(Requirements)
1/ In the Enigma 1622 page below, list every inequality the response gives as a condition for a successful meeting.
2/ Using the Enigma 1622 page below, decide whether each statement agrees with it, answering yes or no and quoting the words that settle it: (a) Jack stays in the office for 15 minutes. (b) John's entry time depends on when Jack enters. (c) The puzzle appeared in New Scientist #2787.

(Given passage)
***
# Enigmatic Code

Programming Enigma Puzzles

## Enigma 1622: Chances for a business meeting

From New Scientist #2787, 20th November 2010 [link]

Jack will enter the office today at a random time between 2pm and 3pm. He will stay in the office for 15 minutes. John has a similar schedule, with the entry time chosen independently.

They have a business to transact and it requires that they are together in the office for 5 minutes before 3pm.

What are the chances that the business is transacted today?

[enigma1622]

### 2 responses to “Enigma 1622: Chances for a business meeting”

1. jimrandell 20 December 2011 at 11:07 pm

This doesn’t require any programming. By drawing a graph we can determine that the time when it is possible to have a successful meeting is when 0 < x < 55/60, 0 < y < 55/60, |x-y| < 10/60, which is the diagonal hexagonal area in the graph.
***
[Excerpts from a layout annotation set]
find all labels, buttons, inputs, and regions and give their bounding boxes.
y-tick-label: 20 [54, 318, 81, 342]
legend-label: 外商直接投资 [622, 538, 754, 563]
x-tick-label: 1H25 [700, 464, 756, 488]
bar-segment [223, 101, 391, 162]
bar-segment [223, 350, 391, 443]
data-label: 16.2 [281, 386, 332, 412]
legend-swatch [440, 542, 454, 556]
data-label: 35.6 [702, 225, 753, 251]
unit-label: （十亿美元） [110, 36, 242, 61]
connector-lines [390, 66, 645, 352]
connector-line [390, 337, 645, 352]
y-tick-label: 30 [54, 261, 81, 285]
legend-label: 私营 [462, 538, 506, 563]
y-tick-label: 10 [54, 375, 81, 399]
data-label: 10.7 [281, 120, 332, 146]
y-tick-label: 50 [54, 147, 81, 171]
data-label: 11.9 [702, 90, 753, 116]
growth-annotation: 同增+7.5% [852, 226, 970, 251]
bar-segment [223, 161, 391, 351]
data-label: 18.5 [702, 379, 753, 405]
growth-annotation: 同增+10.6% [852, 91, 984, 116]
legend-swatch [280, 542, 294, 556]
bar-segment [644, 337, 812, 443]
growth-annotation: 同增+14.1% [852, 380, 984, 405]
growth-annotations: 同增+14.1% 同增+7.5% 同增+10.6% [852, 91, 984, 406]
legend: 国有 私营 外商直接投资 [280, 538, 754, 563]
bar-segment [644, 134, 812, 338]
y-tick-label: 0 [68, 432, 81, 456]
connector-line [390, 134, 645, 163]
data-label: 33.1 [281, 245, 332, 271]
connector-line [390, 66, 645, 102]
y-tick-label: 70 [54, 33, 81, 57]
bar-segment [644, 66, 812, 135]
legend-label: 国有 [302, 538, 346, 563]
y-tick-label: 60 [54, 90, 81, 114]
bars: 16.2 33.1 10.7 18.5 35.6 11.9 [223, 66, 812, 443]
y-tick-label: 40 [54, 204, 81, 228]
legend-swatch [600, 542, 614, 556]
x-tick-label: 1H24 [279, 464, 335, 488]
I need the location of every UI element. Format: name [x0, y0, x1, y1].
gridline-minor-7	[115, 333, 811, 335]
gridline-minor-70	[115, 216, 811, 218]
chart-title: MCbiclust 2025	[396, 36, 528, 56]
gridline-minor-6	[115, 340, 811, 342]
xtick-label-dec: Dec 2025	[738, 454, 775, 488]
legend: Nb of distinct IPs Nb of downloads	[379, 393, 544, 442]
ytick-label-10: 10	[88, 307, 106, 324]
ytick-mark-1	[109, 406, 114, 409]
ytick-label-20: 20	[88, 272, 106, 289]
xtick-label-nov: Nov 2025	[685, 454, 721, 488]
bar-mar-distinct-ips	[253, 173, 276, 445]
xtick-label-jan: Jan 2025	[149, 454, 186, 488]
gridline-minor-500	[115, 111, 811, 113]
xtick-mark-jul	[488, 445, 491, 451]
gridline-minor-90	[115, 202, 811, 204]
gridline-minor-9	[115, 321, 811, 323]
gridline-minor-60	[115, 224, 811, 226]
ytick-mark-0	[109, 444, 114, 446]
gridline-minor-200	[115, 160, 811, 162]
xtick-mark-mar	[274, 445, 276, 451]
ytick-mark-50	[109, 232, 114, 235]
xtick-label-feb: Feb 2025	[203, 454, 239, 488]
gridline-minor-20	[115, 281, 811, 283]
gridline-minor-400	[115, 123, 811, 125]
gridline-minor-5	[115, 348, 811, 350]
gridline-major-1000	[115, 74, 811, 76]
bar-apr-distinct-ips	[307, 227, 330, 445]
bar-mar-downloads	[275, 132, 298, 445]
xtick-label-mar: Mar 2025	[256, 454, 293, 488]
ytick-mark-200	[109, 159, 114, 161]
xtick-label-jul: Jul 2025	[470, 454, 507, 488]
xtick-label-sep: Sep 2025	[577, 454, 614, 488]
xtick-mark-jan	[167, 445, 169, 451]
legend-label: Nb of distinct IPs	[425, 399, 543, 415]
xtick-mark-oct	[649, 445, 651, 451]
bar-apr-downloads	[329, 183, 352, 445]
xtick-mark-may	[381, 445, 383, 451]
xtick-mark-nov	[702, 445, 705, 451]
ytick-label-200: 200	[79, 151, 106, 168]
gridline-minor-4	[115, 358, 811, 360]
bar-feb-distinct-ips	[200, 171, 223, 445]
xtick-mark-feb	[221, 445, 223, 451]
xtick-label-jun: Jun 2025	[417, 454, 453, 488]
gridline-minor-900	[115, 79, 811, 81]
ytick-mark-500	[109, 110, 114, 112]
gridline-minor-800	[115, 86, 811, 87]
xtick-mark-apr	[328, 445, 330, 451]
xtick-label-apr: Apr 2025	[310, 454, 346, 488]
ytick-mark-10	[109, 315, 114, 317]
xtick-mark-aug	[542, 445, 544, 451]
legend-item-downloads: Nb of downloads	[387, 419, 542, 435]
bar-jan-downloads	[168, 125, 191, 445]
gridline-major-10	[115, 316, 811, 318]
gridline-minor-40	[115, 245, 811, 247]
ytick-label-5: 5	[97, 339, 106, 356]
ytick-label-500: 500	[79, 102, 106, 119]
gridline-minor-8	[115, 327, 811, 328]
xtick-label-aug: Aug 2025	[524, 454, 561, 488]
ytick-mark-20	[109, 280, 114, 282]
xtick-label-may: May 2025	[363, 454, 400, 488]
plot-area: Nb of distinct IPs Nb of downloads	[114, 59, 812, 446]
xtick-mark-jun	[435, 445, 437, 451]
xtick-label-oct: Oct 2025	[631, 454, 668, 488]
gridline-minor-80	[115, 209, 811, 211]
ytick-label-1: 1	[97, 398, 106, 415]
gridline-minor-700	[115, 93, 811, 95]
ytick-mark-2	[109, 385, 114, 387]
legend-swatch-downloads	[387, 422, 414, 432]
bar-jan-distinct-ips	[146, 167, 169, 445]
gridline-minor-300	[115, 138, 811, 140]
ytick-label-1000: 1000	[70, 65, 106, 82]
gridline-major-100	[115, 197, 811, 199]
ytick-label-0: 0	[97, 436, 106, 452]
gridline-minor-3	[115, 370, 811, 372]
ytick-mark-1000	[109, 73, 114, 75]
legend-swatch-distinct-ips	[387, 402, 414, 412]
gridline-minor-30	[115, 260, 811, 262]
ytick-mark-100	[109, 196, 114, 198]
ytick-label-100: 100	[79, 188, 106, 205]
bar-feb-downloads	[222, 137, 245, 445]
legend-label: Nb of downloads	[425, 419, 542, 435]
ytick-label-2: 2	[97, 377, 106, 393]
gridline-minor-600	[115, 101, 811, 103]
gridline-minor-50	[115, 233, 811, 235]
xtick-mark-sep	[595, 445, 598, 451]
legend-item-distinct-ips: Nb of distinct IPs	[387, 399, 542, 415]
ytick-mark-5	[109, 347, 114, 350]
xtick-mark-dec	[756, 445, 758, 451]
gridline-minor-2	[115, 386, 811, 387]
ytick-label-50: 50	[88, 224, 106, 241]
***
(Results of the tasks)
1/
0 < x < 55/60
0 < y < 55/60
|x-y| < 10/60

2/
(a) Yes: "He will stay in the office for 15 minutes."
(b) No: "with the entry time chosen independently."
(c) Yes: "From New Scientist #2787, 20th November 2010"